Copy out each line of the data that holds the word "name".

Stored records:
>> Start
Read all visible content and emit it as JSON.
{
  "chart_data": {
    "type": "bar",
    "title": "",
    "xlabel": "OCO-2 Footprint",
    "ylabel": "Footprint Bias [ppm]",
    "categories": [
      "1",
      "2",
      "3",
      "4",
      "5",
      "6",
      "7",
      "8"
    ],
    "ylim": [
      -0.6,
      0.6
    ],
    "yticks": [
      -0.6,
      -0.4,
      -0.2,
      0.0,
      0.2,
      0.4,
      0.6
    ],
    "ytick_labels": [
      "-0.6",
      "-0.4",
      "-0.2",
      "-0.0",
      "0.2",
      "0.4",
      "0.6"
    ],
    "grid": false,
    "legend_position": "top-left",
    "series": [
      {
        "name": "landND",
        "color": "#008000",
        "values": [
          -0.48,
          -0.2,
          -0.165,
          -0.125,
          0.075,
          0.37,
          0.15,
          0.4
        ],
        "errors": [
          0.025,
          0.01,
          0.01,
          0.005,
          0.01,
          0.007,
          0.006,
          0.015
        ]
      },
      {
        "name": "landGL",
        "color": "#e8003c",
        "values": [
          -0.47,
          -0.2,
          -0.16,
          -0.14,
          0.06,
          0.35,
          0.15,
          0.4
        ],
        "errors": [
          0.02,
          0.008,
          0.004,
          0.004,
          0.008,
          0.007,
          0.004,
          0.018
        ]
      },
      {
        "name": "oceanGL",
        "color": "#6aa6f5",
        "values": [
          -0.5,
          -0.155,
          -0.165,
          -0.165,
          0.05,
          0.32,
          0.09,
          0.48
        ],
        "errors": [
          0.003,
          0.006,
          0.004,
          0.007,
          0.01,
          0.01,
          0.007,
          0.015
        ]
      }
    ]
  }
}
>> End
SOLUTION TO THIS TASK:
        "name": "landND",
        "name": "landGL",
        "name": "oceanGL",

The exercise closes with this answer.